| Zu erledigende Aufgaben |
- 1) In welchem Jahr kam der Film „Kirschblüten – Hanami“ laut dem Text über Doris Dörrie heraus?
- 2) Schreiben Sie aus dem Text über Doris Dörrie den Abschnitt ab, der mit den Worten „Sie ist die Witwe“ beginnt, und hören Sie nach „Film und Fernsehen.“ auf.

| Ausgangstext |
>>>>>

Sie ist die Witwe des Kameramanns Helge Weindler und hat nach dessen Tod Mitte der neunziger Jahre mit ihrer Auskunftsbereitschaft zu Fragen von Trauer und Privatheit Maßstäbe gesetzt. Sie ist eine gefeierte Opernregisseurin, Professorin für Dramaturgie an der Münchner Hochschule für Film und Fernsehen.

Tieftraurig beschwingt

Sie ist die Regisseurin von „Kirschblüten – Hanami“, jenem tiefgründigen Film über die Liebe, über das Werden und das Vergehen der Zweisamkeit. 2008 war das, und wer beim Verlassen des Kinos nicht jene tieftraurige Beschwingtheit gespürt hat, die eben nur Doris Dörrie herzustellen vermag, muss ein Herz aus Stein haben.

Doris Dörrie: „Leben Schreiben Atmen. Eine Einladung zum Schreiben“. Diogenes Verlag, Zürich 2019, 176 Seiten, 18 Euro

Und dann sind da eben auch ihre Bücher. Viele – „Glück“, „Alles inklusive“, „Nackt“ – hat sie nach dem Schreiben verfilmt. Im Fall von „Leben Schrei­ben Atmen“ darf davon ausgegangen werden, dass es sich diesmal nicht um ein Skript handelt. Denn: „Bei diesem Buch bin ich deutlich erkennbar persönlicher geworden als bisher“, sagt Dörrie dazu. Um sogleich einzuschränken, dass dies aber eigentlich keinen großen Unterschied mache – „weil alles, was ich schreibe, letztlich persönlich ist“.

<<<<<

| Vorliegende Angaben |
>>>>>

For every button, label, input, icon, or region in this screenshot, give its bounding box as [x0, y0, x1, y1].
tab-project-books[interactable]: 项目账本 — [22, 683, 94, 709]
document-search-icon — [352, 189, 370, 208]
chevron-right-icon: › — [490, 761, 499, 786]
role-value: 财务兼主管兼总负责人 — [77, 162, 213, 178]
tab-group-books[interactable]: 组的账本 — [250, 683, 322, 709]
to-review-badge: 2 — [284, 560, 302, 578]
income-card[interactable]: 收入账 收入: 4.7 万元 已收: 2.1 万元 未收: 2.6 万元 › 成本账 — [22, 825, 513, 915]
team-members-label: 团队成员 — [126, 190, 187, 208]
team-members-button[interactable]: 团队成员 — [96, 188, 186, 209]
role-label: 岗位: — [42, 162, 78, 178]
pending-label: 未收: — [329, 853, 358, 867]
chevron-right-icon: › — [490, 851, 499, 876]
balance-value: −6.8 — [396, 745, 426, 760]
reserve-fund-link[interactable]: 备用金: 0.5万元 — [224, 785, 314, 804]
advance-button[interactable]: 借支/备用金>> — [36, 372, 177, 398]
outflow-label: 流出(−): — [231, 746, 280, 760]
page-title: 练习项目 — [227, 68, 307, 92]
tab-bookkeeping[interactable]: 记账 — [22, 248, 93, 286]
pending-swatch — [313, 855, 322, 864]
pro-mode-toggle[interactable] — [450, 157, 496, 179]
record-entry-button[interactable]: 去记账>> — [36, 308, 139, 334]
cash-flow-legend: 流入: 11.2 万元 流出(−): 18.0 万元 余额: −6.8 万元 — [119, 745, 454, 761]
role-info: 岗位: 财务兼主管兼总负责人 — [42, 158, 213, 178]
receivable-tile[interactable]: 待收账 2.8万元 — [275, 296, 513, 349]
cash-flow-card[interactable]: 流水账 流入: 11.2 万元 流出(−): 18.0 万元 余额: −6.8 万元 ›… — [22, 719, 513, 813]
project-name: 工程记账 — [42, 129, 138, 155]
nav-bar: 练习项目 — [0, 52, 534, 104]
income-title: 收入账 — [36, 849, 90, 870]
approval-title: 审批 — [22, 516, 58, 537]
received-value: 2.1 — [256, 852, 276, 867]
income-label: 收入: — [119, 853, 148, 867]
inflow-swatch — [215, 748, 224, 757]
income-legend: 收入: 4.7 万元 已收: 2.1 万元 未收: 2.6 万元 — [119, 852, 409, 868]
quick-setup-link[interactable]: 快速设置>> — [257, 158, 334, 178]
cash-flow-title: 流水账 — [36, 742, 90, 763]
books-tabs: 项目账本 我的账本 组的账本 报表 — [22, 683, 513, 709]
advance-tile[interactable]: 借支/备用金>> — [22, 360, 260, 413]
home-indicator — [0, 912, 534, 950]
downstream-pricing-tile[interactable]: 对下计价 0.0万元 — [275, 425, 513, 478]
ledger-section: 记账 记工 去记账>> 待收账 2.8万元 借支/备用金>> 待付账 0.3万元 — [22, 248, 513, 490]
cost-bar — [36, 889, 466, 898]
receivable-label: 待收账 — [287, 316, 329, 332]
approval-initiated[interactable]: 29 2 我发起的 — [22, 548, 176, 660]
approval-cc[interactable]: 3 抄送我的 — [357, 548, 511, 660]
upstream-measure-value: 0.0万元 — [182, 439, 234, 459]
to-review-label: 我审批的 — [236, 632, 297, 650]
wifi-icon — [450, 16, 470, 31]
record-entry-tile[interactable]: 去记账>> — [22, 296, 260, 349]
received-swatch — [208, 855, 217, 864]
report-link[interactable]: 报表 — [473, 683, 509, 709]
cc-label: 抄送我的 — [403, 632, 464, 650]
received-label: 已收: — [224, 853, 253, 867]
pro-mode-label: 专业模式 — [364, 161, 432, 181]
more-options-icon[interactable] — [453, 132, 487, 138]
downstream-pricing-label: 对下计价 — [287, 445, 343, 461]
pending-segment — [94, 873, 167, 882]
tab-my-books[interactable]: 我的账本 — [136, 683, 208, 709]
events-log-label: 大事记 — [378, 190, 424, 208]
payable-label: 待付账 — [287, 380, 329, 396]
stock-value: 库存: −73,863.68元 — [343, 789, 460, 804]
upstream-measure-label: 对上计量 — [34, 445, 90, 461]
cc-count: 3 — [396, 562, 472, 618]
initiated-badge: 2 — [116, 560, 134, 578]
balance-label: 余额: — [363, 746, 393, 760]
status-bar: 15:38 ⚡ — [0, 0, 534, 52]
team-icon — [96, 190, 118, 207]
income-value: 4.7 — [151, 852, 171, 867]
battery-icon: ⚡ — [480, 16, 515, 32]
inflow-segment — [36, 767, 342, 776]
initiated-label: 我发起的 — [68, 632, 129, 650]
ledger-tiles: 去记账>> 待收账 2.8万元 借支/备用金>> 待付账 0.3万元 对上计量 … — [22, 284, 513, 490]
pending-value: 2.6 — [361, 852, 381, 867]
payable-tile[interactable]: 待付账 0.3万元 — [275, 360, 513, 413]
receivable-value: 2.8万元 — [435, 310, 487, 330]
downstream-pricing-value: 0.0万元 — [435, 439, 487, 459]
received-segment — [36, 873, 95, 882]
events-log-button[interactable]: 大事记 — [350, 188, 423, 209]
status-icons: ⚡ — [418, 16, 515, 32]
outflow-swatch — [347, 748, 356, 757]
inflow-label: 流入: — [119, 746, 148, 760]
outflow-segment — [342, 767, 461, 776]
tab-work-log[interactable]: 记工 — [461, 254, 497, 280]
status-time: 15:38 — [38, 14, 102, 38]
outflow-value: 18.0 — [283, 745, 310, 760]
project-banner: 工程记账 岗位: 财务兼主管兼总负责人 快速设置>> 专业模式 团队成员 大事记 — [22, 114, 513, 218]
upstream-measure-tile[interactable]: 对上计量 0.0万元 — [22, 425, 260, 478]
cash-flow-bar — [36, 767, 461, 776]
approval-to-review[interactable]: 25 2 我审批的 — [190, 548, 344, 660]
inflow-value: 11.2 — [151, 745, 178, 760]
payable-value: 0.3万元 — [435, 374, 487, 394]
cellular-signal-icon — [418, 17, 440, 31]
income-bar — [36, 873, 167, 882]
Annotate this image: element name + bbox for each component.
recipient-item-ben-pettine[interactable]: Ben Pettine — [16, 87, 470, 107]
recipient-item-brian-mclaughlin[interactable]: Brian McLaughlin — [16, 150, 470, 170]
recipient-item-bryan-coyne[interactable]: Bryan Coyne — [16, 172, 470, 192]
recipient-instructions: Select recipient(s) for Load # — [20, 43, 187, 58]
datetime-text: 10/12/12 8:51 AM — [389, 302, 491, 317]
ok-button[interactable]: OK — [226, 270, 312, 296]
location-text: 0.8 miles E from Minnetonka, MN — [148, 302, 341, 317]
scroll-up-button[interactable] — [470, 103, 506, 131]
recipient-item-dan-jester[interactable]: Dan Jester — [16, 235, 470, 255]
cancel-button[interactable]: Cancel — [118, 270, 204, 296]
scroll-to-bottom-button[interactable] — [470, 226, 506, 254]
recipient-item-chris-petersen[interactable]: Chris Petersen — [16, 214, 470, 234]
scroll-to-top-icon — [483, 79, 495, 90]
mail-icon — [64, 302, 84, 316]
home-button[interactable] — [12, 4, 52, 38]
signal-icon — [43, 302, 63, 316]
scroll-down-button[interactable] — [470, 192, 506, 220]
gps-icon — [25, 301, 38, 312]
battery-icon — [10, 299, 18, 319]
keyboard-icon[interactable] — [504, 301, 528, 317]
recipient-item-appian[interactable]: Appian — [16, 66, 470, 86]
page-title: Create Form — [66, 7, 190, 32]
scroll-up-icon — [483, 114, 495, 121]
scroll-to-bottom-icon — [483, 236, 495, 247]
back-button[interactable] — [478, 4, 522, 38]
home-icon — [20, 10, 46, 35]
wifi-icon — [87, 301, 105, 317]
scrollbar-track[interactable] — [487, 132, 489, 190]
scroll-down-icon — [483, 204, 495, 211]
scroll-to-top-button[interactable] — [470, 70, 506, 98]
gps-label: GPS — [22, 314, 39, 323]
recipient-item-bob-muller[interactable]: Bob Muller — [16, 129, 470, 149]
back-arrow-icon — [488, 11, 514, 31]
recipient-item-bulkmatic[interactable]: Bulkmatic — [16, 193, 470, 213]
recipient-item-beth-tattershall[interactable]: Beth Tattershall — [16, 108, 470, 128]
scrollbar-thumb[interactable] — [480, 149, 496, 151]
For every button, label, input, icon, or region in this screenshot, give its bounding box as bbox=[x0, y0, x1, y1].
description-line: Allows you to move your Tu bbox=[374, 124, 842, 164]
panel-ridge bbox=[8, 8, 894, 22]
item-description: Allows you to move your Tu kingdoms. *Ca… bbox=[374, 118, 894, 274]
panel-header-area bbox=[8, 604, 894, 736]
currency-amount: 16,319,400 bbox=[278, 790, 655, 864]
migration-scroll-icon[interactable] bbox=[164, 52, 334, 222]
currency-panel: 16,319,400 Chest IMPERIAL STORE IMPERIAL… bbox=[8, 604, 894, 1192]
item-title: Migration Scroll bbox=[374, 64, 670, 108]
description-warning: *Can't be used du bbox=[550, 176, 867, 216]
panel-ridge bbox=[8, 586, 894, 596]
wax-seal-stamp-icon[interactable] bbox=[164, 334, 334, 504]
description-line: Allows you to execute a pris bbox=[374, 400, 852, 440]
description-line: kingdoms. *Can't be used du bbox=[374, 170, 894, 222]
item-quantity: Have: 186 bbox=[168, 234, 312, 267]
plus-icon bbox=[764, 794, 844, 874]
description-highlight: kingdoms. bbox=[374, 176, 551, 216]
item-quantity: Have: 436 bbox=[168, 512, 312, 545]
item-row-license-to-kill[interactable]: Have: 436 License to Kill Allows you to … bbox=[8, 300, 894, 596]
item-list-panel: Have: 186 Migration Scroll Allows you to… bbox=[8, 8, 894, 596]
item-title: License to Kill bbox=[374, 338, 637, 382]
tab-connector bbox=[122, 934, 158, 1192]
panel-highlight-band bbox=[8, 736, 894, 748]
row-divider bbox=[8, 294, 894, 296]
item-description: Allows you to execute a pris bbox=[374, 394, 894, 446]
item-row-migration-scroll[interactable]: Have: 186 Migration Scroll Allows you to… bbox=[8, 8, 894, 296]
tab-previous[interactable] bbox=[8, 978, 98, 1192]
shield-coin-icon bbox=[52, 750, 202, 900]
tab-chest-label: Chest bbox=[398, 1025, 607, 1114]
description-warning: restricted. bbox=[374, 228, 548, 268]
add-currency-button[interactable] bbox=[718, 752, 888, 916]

<<<<<

| Lösungen im Einzelnen |
- 1) 2008

- 2)
Sie ist die Witwe des Kameramanns Helge Weindler und hat nach dessen Tod Mitte der neunziger Jahre mit ihrer Auskunftsbereitschaft zu Fragen von Trauer und Privatheit Maßstäbe gesetzt. Sie ist eine gefeierte Opernregisseurin, Professorin für Dramaturgie an der Münchner Hochschule für Film und Fernsehen.